┌─ Entries supplied

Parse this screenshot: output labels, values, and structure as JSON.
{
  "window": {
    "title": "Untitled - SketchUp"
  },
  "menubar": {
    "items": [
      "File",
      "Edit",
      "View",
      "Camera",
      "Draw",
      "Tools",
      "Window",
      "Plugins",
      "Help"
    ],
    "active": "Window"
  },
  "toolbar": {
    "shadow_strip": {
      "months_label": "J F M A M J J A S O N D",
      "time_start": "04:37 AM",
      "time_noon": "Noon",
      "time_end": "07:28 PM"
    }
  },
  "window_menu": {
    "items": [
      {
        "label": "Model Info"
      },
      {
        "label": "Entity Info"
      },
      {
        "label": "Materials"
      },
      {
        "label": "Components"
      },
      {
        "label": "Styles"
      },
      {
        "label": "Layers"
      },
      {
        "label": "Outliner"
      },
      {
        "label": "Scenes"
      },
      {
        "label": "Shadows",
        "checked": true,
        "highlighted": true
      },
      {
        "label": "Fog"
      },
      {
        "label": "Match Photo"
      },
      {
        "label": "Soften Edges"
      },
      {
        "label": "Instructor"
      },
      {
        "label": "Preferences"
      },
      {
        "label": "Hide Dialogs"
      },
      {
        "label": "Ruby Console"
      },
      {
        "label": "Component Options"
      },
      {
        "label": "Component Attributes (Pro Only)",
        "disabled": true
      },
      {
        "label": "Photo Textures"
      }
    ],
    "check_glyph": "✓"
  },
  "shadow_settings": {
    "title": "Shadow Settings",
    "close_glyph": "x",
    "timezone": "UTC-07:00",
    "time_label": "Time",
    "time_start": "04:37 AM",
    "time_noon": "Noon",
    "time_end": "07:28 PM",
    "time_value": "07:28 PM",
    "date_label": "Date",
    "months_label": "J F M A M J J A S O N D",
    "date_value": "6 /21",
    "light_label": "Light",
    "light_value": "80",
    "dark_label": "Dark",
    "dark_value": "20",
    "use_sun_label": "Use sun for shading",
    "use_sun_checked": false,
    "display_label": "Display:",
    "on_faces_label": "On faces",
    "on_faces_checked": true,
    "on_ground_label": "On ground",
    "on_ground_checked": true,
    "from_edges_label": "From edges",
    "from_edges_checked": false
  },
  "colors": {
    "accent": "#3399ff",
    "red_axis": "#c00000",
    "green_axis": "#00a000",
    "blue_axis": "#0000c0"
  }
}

└─

Given request = Extract all of the data shown above without alteration.

Result =
Parse this screenshot: output labels, values, and structure as JSON.
{
  "window": {
    "title": "Untitled - SketchUp"
  },
  "menubar": {
    "items": [
      "File",
      "Edit",
      "View",
      "Camera",
      "Draw",
      "Tools",
      "Window",
      "Plugins",
      "Help"
    ],
    "active": "Window"
  },
  "toolbar": {
    "shadow_strip": {
      "months_label": "J F M A M J J A S O N D",
      "time_start": "04:37 AM",
      "time_noon": "Noon",
      "time_end": "07:28 PM"
    }
  },
  "window_menu": {
    "items": [
      {
        "label": "Model Info"
      },
      {
        "label": "Entity Info"
      },
      {
        "label": "Materials"
      },
      {
        "label": "Components"
      },
      {
        "label": "Styles"
      },
      {
        "label": "Layers"
      },
      {
        "label": "Outliner"
      },
      {
        "label": "Scenes"
      },
      {
        "label": "Shadows",
        "checked": true,
        "highlighted": true
      },
      {
        "label": "Fog"
      },
      {
        "label": "Match Photo"
      },
      {
        "label": "Soften Edges"
      },
      {
        "label": "Instructor"
      },
      {
        "label": "Preferences"
      },
      {
        "label": "Hide Dialogs"
      },
      {
        "label": "Ruby Console"
      },
      {
        "label": "Component Options"
      },
      {
        "label": "Component Attributes (Pro Only)",
        "disabled": true
      },
      {
        "label": "Photo Textures"
      }
    ],
    "check_glyph": "✓"
  },
  "shadow_settings": {
    "title": "Shadow Settings",
    "close_glyph": "x",
    "timezone": "UTC-07:00",
    "time_label": "Time",
    "time_start": "04:37 AM",
    "time_noon": "Noon",
    "time_end": "07:28 PM",
    "time_value": "07:28 PM",
    "date_label": "Date",
    "months_label": "J F M A M J J A S O N D",
    "date_value": "6 /21",
    "light_label": "Light",
    "light_value": "80",
    "dark_label": "Dark",
    "dark_value": "20",
    "use_sun_label": "Use sun for shading",
    "use_sun_checked": false,
    "display_label": "Display:",
    "on_faces_label": "On faces",
    "on_faces_checked": true,
    "on_ground_label": "On ground",
    "on_ground_checked": true,
    "from_edges_label": "From edges",
    "from_edges_checked": false
  },
  "colors": {
    "accent": "#3399ff",
    "red_axis": "#c00000",
    "green_axis": "#00a000",
    "blue_axis": "#0000c0"
  }
}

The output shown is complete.